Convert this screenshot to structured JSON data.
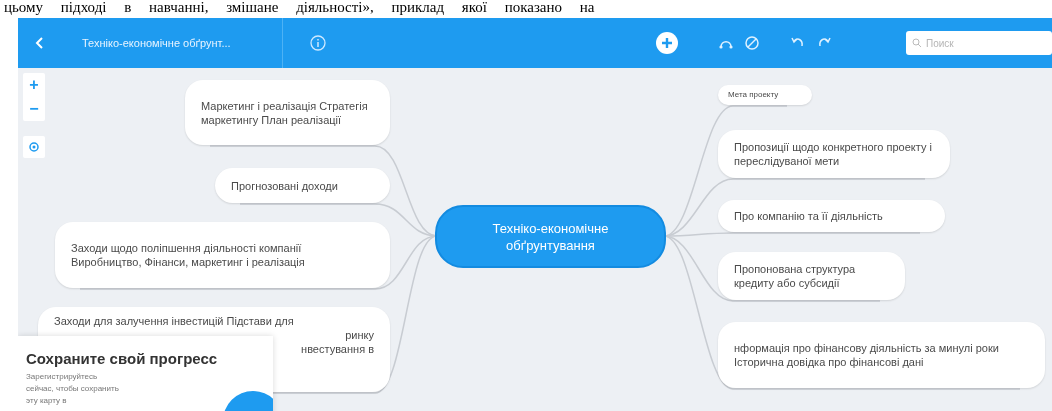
{
  "document_text": "цьому підході в навчанні, змішане діяльності», приклад якої показано на",
  "toolbar": {
    "title": "Техніко-економічне обґрунт...",
    "search": {
      "placeholder": "Поиск"
    }
  },
  "zoom_controls": [
    "+",
    "−"
  ],
  "central_topic": "Техніко-економічне обґрунтування",
  "left_topics": [
    {
      "kind": "plain",
      "text": "Маркетинг і реалізація Стратегія маркетингу План реалізації"
    },
    {
      "kind": "plain",
      "text": "Прогнозовані доходи"
    },
    {
      "kind": "plain",
      "text": "Заходи щодо поліпшення діяльності компанії Виробництво, Фінанси, маркетинг і реалізація"
    },
    {
      "kind": "covered",
      "lines": [
        "Заходи для залучення інвестицій Підстави для",
        "ринку",
        "нвестування в"
      ]
    }
  ],
  "right_topics": [
    {
      "kind": "small",
      "text": "Мета проекту"
    },
    {
      "kind": "plain",
      "text": "Пропозиції щодо конкретного проекту і переслідуваної мети"
    },
    {
      "kind": "plain",
      "text": "Про компанію та її діяльність"
    },
    {
      "kind": "plain",
      "text": "Пропонована структура кредиту або субсидії"
    },
    {
      "kind": "plain",
      "text": "нформація про фінансову діяльність за минулі роки Історична довідка про фінансові дані"
    }
  ],
  "popup": {
    "title": "Сохраните свой прогресс",
    "text": "Зарегистрируйтесь сейчас, чтобы сохранить эту карту в"
  }
}
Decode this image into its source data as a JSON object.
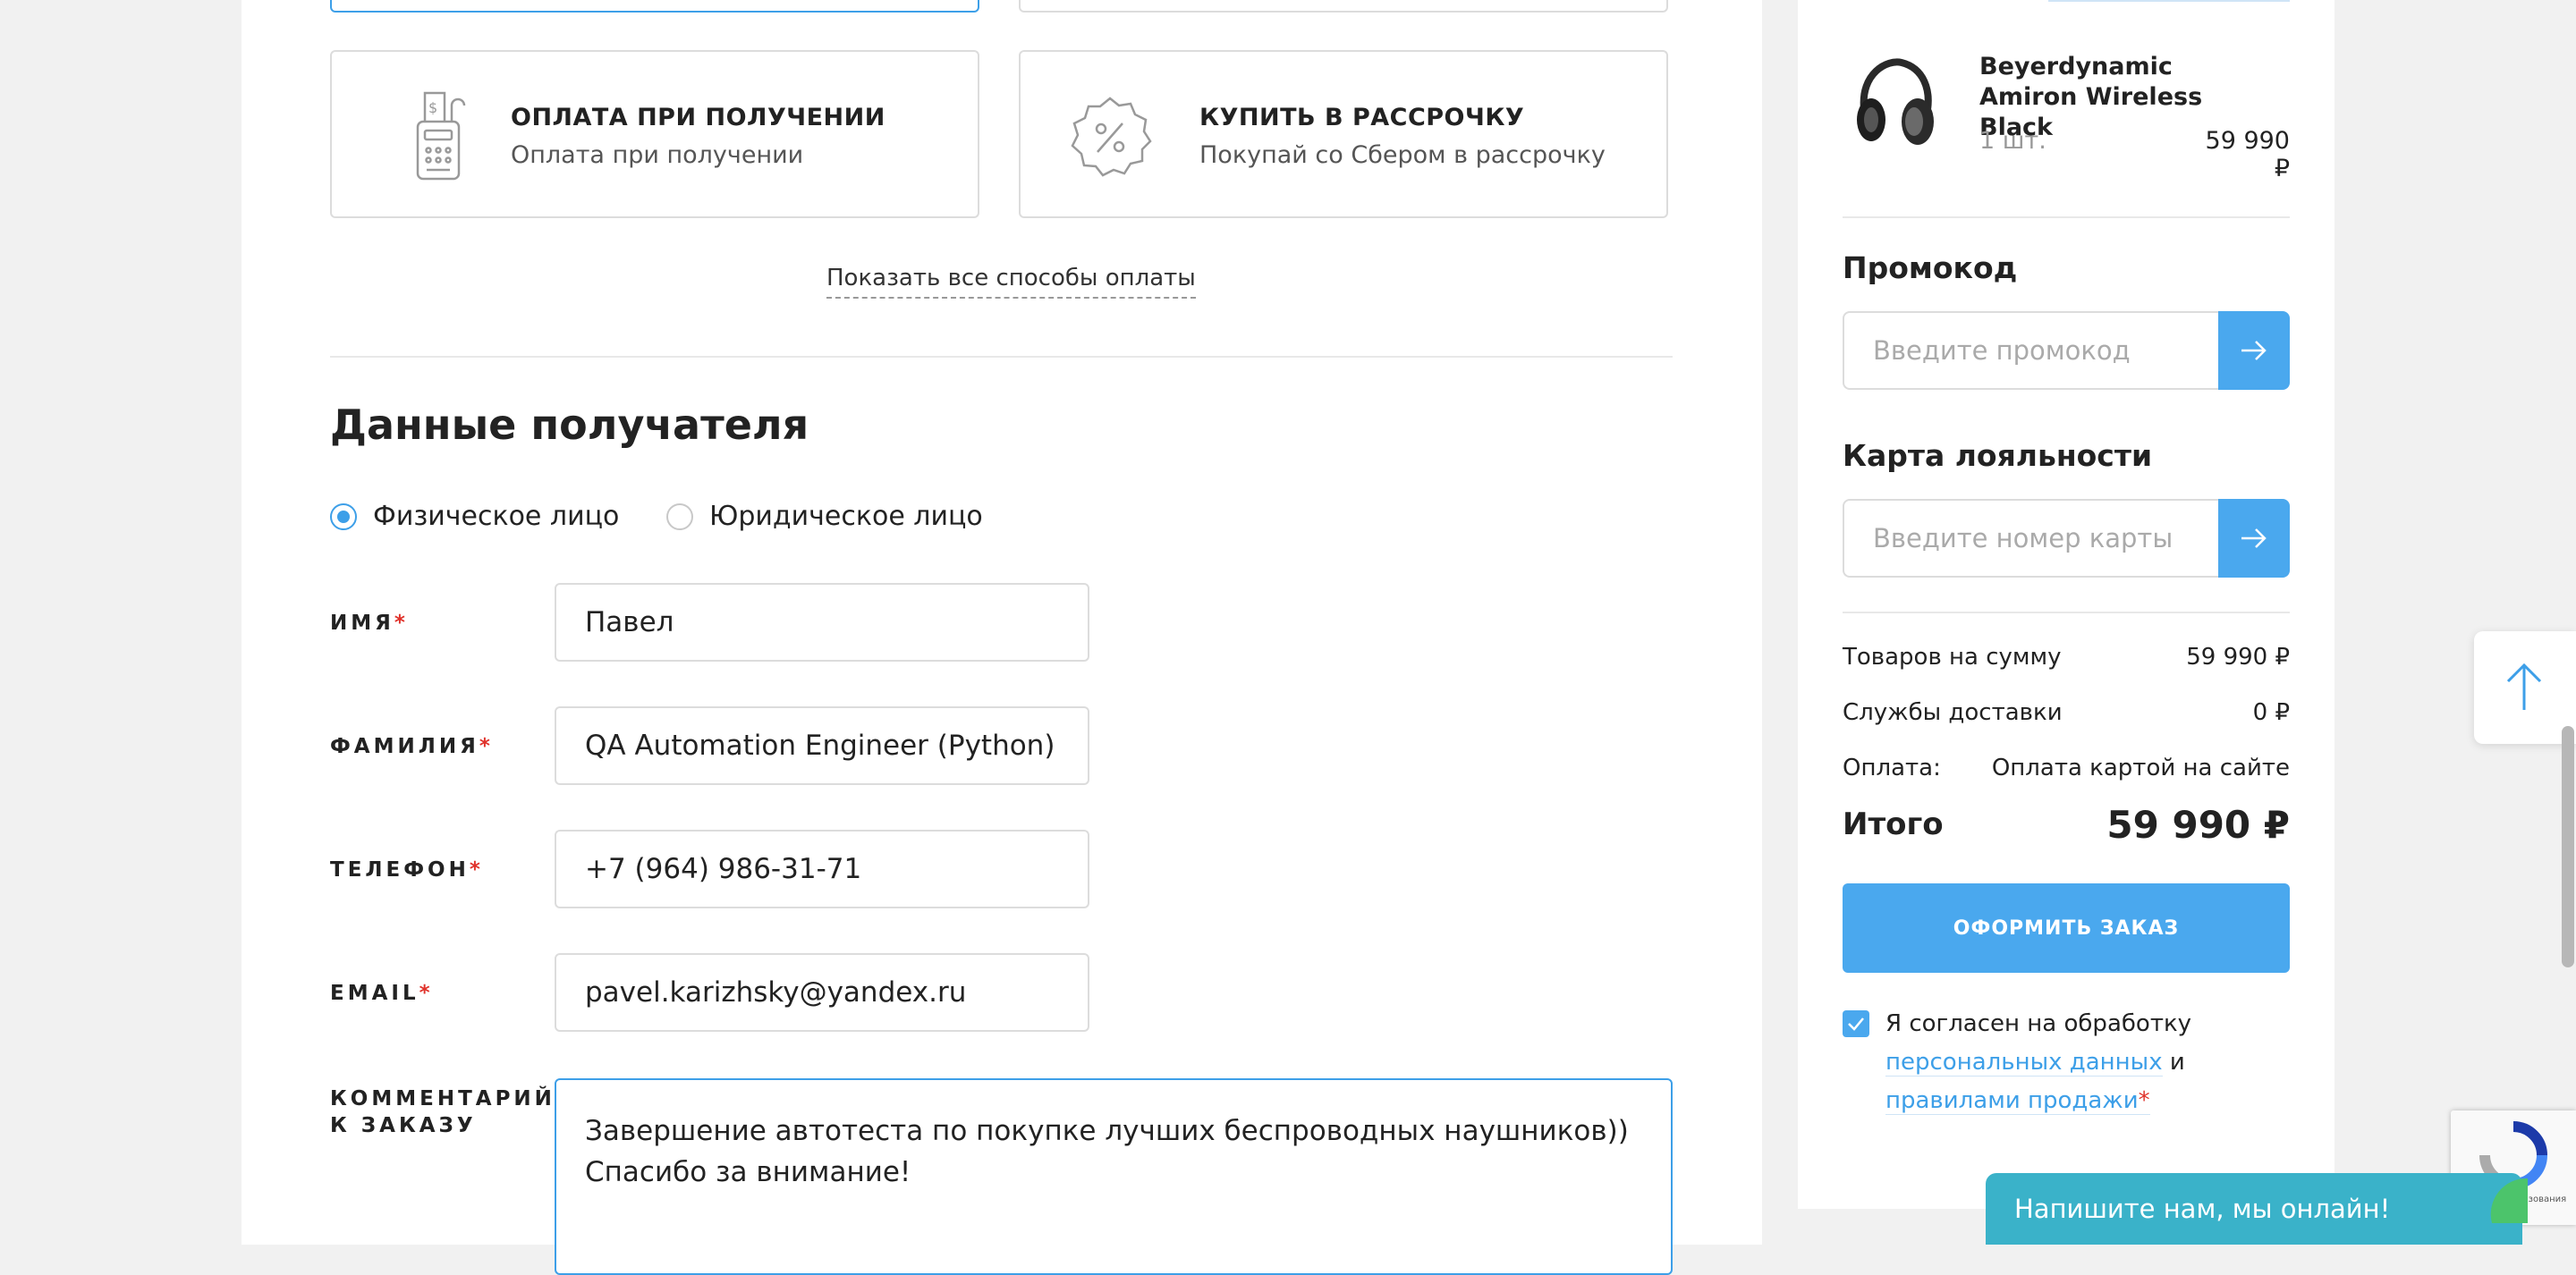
{
  "payment": {
    "cash": {
      "title": "ОПЛАТА ПРИ ПОЛУЧЕНИИ",
      "subtitle": "Оплата при получении"
    },
    "installment": {
      "title": "КУПИТЬ В РАССРОЧКУ",
      "subtitle": "Покупай со Сбером в рассрочку"
    },
    "show_all": "Показать все способы оплаты"
  },
  "recipient": {
    "title": "Данные получателя",
    "types": [
      {
        "label": "Физическое лицо",
        "checked": true
      },
      {
        "label": "Юридическое лицо",
        "checked": false
      }
    ],
    "fields": {
      "name": {
        "label": "ИМЯ",
        "value": "Павел"
      },
      "surname": {
        "label": "ФАМИЛИЯ",
        "value": "QA Automation Engineer (Python)"
      },
      "phone": {
        "label": "ТЕЛЕФОН",
        "value": "+7 (964) 986-31-71"
      },
      "email": {
        "label": "EMAIL",
        "value": "pavel.karizhsky@yandex.ru"
      },
      "comment": {
        "label_line1": "КОММЕНТАРИЙ",
        "label_line2": "К ЗАКАЗУ",
        "value": "Завершение автотеста по покупке лучших беспроводных наушников)) Спасибо за внимание!"
      }
    },
    "required_mark": "*"
  },
  "sidebar": {
    "product": {
      "name": "Beyerdynamic Amiron Wireless Black",
      "qty": "1 шт.",
      "price": "59 990 ₽"
    },
    "promo": {
      "title": "Промокод",
      "placeholder": "Введите промокод"
    },
    "loyalty": {
      "title": "Карта лояльности",
      "placeholder": "Введите номер карты"
    },
    "summary": {
      "goods_label": "Товаров на сумму",
      "goods_value": "59 990 ₽",
      "delivery_label": "Службы доставки",
      "delivery_value": "0 ₽",
      "payment_label": "Оплата:",
      "payment_value": "Оплата картой на сайте"
    },
    "total": {
      "label": "Итого",
      "value": "59 990 ₽"
    },
    "order_button": "ОФОРМИТЬ ЗАКАЗ",
    "consent": {
      "text": "Я согласен на обработку",
      "link1": "персональных данных",
      "and": "и",
      "link2": "правилами продажи",
      "req": "*"
    }
  },
  "chat": {
    "label": "Напишите нам, мы онлайн!"
  },
  "recaptcha": {
    "text": "альность - ользования"
  },
  "colors": {
    "accent": "#4aa8ee",
    "required": "#e0322b",
    "chat": "#3ab2c9"
  }
}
:::
▶ **GOAL OF THE EXERCISE**
From the entries above, copy each line holding "subtitle".

▶ **EXERCISE RESULT**
      "subtitle": "Оплата при получении"
      "subtitle": "Покупай со Сбером в рассрочку"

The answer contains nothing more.